_WORK TO DO_
Extract the stretch of the listing from the line containing "old-password-input[interactable] — [228, 138, 370, 174]" through the line containing "change-password-dialog: Изм. пароль", and copy those lines unchanged.

[Items from a dataset]
----------------

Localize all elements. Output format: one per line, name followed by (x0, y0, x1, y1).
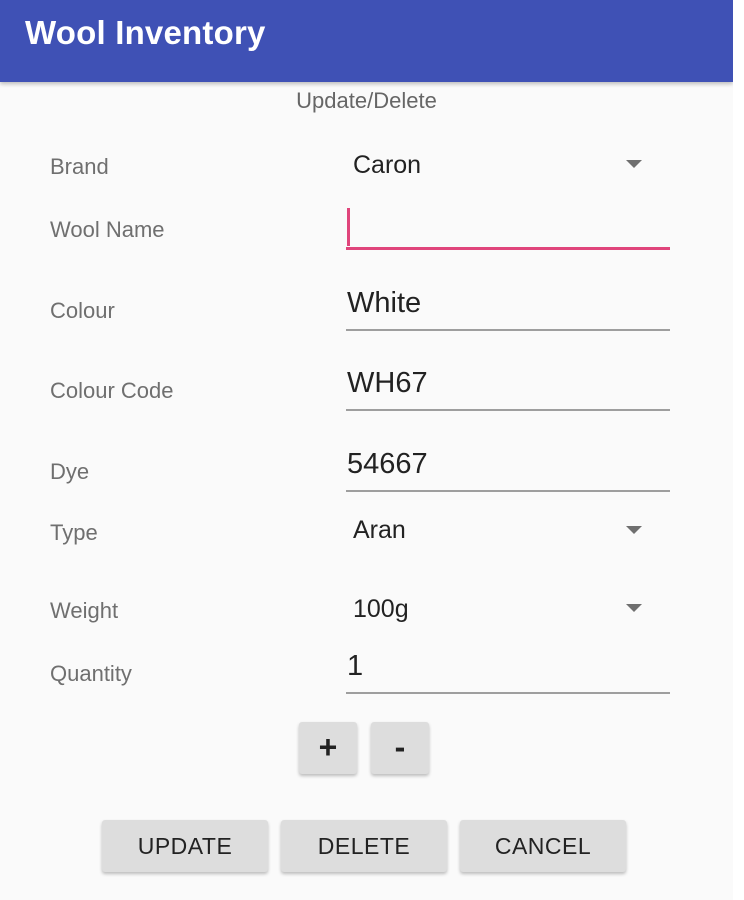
dye-label: Dye (50, 459, 90, 484)
brand-label: Brand (50, 154, 109, 179)
triangle-down-icon (626, 526, 642, 534)
triangle-down-icon (626, 604, 642, 612)
quantity-label: Quantity (50, 661, 132, 686)
quantity-value: 1 (347, 650, 364, 682)
colour-code-field[interactable]: WH67 (346, 367, 670, 411)
app-title: Wool Inventory (25, 14, 266, 51)
screen-edge (733, 0, 744, 900)
wool-name-label: Wool Name (50, 217, 165, 242)
increment-button[interactable]: + (299, 722, 357, 774)
wool-name-field[interactable] (346, 206, 670, 250)
dye-value: 54667 (347, 448, 428, 480)
dye-field[interactable]: 54667 (346, 448, 670, 492)
colour-field[interactable]: White (346, 287, 670, 331)
decrement-button[interactable]: - (371, 722, 429, 774)
quantity-field[interactable]: 1 (346, 650, 670, 694)
type-label: Type (50, 520, 98, 545)
colour-code-value: WH67 (347, 367, 428, 399)
brand-value: Caron (353, 151, 422, 179)
weight-value: 100g (353, 595, 409, 623)
cancel-button[interactable]: CANCEL (460, 820, 626, 872)
delete-button[interactable]: DELETE (281, 820, 447, 872)
triangle-down-icon (626, 160, 642, 168)
type-value: Aran (353, 516, 406, 544)
weight-label: Weight (50, 598, 119, 623)
form-subtitle: Update/Delete (296, 88, 437, 113)
colour-code-label: Colour Code (50, 378, 174, 403)
colour-value: White (347, 287, 422, 319)
colour-label: Colour (50, 298, 115, 323)
text-cursor (347, 208, 350, 246)
update-button[interactable]: UPDATE (102, 820, 268, 872)
screen: Wool Inventory Update/Delete Brand Caron… (0, 0, 733, 900)
app-bar: Wool Inventory (0, 0, 733, 82)
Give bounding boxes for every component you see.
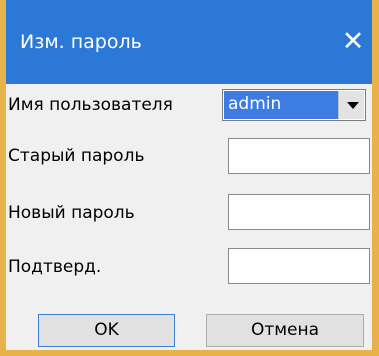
old-password-input[interactable] — [228, 138, 370, 174]
confirm-password-input[interactable] — [228, 248, 370, 284]
old-password-label: Старый пароль — [8, 146, 145, 166]
title-bar[interactable]: Изм. пароль ✕ — [6, 0, 372, 84]
username-selected-value[interactable]: admin — [224, 91, 338, 119]
dropdown-button[interactable] — [338, 91, 364, 119]
username-select[interactable]: admin — [222, 89, 366, 121]
close-icon[interactable]: ✕ — [336, 28, 370, 56]
new-password-label: Новый пароль — [8, 203, 135, 223]
chevron-down-icon — [347, 102, 359, 109]
new-password-input[interactable] — [228, 194, 370, 230]
ok-button[interactable]: OK — [38, 314, 175, 347]
confirm-password-label: Подтверд. — [8, 257, 102, 277]
username-label: Имя пользователя — [8, 95, 173, 115]
window-frame: Изм. пароль ✕ Имя пользователя admin Ста… — [0, 0, 379, 356]
change-password-dialog: Изм. пароль ✕ Имя пользователя admin Ста… — [6, 0, 372, 350]
dialog-title: Изм. пароль — [20, 31, 142, 53]
cancel-button[interactable]: Отмена — [206, 314, 364, 347]
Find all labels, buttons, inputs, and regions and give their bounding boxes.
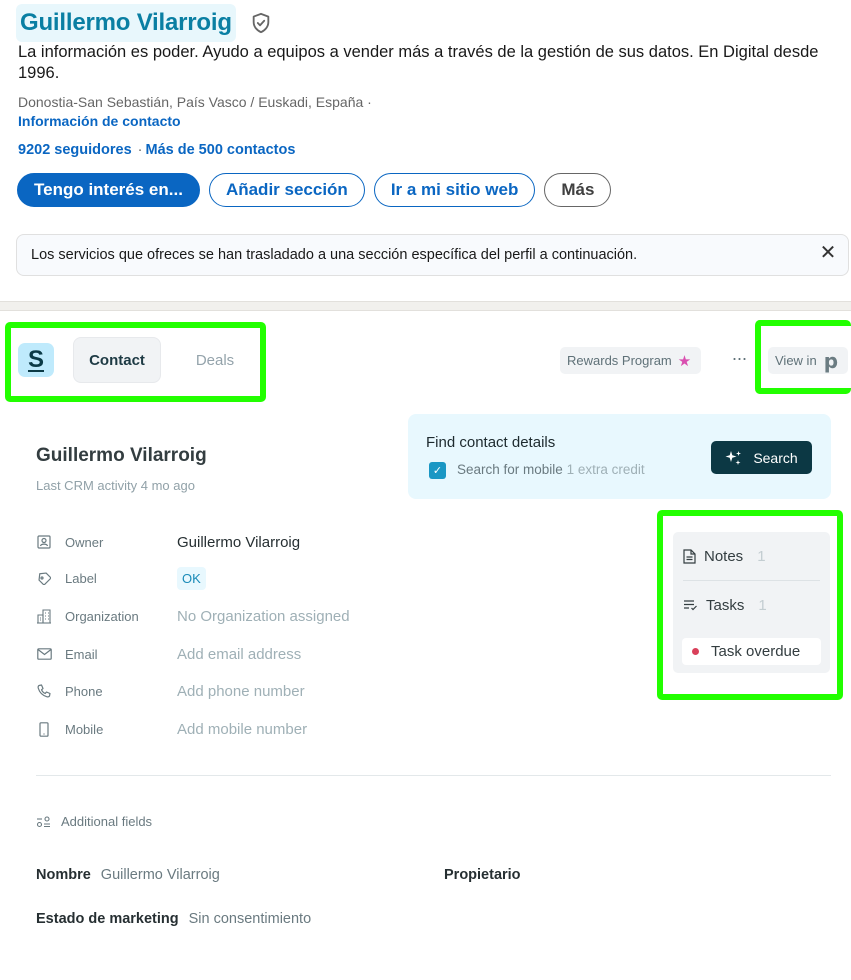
mail-icon: [36, 646, 52, 662]
custom-fields-icon: [36, 815, 50, 827]
profile-headline: La información es poder. Ayudo a equipos…: [18, 43, 819, 82]
mobile-input[interactable]: Add mobile number: [177, 721, 307, 738]
field-owner: Owner Guillermo Vilarroig: [36, 531, 300, 553]
find-contact-details-panel: Find contact details ✓ Search for mobile…: [408, 414, 831, 499]
label-badge[interactable]: OK: [177, 566, 206, 590]
website-button[interactable]: Ir a mi sitio web: [373, 173, 536, 207]
overdue-label: Task overdue: [711, 643, 801, 660]
field-label: Mobile: [65, 721, 104, 737]
tab-contact[interactable]: Contact: [73, 337, 161, 383]
profile-location: Donostia-San Sebastián, País Vasco / Eus…: [18, 94, 372, 110]
field-label: Email: [65, 646, 98, 662]
field-email: Email Add email address: [36, 643, 301, 665]
section-divider: [0, 301, 851, 311]
field-key: Propietario: [444, 867, 521, 883]
profile-name: Guillermo Vilarroig: [20, 9, 232, 36]
view-in-pipedrive-button[interactable]: View in p: [768, 347, 848, 374]
notes-label: Notes: [704, 547, 744, 565]
contact-info-link[interactable]: Información de contacto: [18, 113, 181, 129]
find-title: Find contact details: [426, 434, 556, 451]
field-value[interactable]: Sin consentimiento: [189, 911, 312, 927]
crm-logo-letter: S: [27, 346, 44, 373]
services-notice: Los servicios que ofreces se han traslad…: [16, 234, 849, 276]
search-mobile-label: Search for mobile 1 extra credit: [457, 462, 645, 477]
organization-value[interactable]: No Organization assigned: [177, 608, 350, 625]
extra-credit-text: 1 extra credit: [566, 462, 645, 477]
shield-check-icon[interactable]: [250, 12, 272, 34]
field-label-row: Label OK: [36, 566, 206, 590]
document-icon: [683, 548, 696, 564]
rewards-program-button[interactable]: Rewards Program ★: [560, 347, 702, 374]
notice-text: Los servicios que ofreces se han traslad…: [31, 247, 638, 263]
mobile-icon: [36, 721, 52, 737]
more-button[interactable]: Más: [544, 173, 612, 207]
pipedrive-logo-icon: p: [823, 348, 839, 373]
followers-link[interactable]: 9202 seguidores: [18, 142, 132, 158]
search-button[interactable]: Search: [711, 441, 812, 474]
search-mobile-checkbox[interactable]: ✓: [429, 462, 446, 479]
field-estado-marketing: Estado de marketing Sin consentimiento: [36, 911, 311, 927]
field-organization: Organization No Organization assigned: [36, 605, 350, 627]
connections-link[interactable]: Más de 500 contactos: [146, 142, 296, 158]
sparkle-icon: [725, 450, 742, 465]
rewards-label: Rewards Program: [567, 353, 672, 368]
profile-name-highlight: Guillermo Vilarroig: [16, 4, 236, 42]
field-label: Phone: [65, 683, 103, 699]
field-key: Estado de marketing: [36, 911, 179, 927]
owner-value[interactable]: Guillermo Vilarroig: [177, 534, 300, 551]
search-button-label: Search: [753, 449, 798, 466]
task-list-icon: [684, 600, 697, 611]
stats-separator: ·: [137, 142, 143, 158]
field-mobile: Mobile Add mobile number: [36, 718, 307, 740]
overdue-dot-icon: [692, 648, 699, 655]
activity-panel: Notes 1 Tasks 1 Task overdue: [673, 532, 830, 673]
section-divider: [36, 775, 831, 776]
contact-name: Guillermo Vilarroig: [36, 445, 207, 466]
phone-input[interactable]: Add phone number: [177, 683, 305, 700]
field-label: Organization: [65, 608, 139, 624]
last-activity: Last CRM activity 4 mo ago: [36, 478, 195, 493]
crm-logo: S: [18, 343, 54, 377]
profile-actions: Tengo interés en... Añadir sección Ir a …: [17, 173, 612, 207]
add-section-button[interactable]: Añadir sección: [208, 173, 365, 207]
tab-deals[interactable]: Deals: [176, 337, 254, 383]
tasks-item[interactable]: Tasks 1: [683, 593, 767, 617]
field-nombre: Nombre Guillermo Vilarroig: [36, 867, 220, 883]
star-icon: ★: [677, 352, 692, 370]
interested-button[interactable]: Tengo interés en...: [17, 173, 200, 207]
panel-divider: [683, 580, 820, 581]
additional-fields-header[interactable]: Additional fields: [36, 814, 152, 829]
field-value[interactable]: Guillermo Vilarroig: [101, 867, 220, 883]
checkbox-label-text: Search for mobile: [457, 462, 563, 477]
tasks-count: 1: [758, 596, 767, 614]
profile-stats: 9202 seguidores · Más de 500 contactos: [18, 142, 295, 158]
field-key: Nombre: [36, 867, 91, 883]
tasks-label: Tasks: [706, 596, 745, 614]
additional-fields-title: Additional fields: [61, 814, 153, 829]
building-icon: [36, 608, 52, 624]
field-propietario: Propietario: [444, 867, 531, 883]
phone-icon: [36, 683, 52, 699]
field-label: Owner: [65, 534, 104, 550]
more-options-icon[interactable]: ···: [728, 348, 750, 372]
notes-item[interactable]: Notes 1: [683, 544, 766, 568]
view-in-label: View in: [775, 353, 817, 368]
task-overdue-badge[interactable]: Task overdue: [682, 638, 821, 665]
tag-icon: [36, 570, 52, 586]
notes-count: 1: [757, 547, 766, 565]
field-label: Label: [65, 570, 97, 586]
field-phone: Phone Add phone number: [36, 680, 305, 702]
email-input[interactable]: Add email address: [177, 646, 301, 663]
close-icon[interactable]: ✕: [818, 243, 838, 263]
person-icon: [36, 534, 52, 550]
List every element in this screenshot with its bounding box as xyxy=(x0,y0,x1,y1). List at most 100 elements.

----------------

_EXERCISE ANSWER_
old-password-input[interactable] — [228, 138, 370, 174]
confirm-password-input[interactable] — [228, 248, 370, 284]
old-password-label: Старый пароль — [8, 146, 145, 166]
title-bar[interactable]: Изм. пароль ✕ — [6, 0, 372, 84]
username-selected-value[interactable]: admin — [224, 91, 338, 119]
dropdown-button[interactable] — [338, 91, 364, 119]
username-select[interactable]: admin — [222, 89, 366, 121]
close-icon[interactable]: ✕ — [336, 28, 370, 56]
new-password-label: Новый пароль — [8, 203, 135, 223]
chevron-down-icon — [347, 102, 359, 109]
new-password-input[interactable] — [228, 194, 370, 230]
ok-button[interactable]: OK — [38, 314, 175, 347]
confirm-password-label: Подтверд. — [8, 257, 102, 277]
username-label: Имя пользователя — [8, 95, 173, 115]
window-frame: Изм. пароль ✕ Имя пользователя admin Ста… — [0, 0, 379, 356]
change-password-dialog: Изм. пароль ✕ Имя пользователя admin Ста… — [6, 0, 372, 350]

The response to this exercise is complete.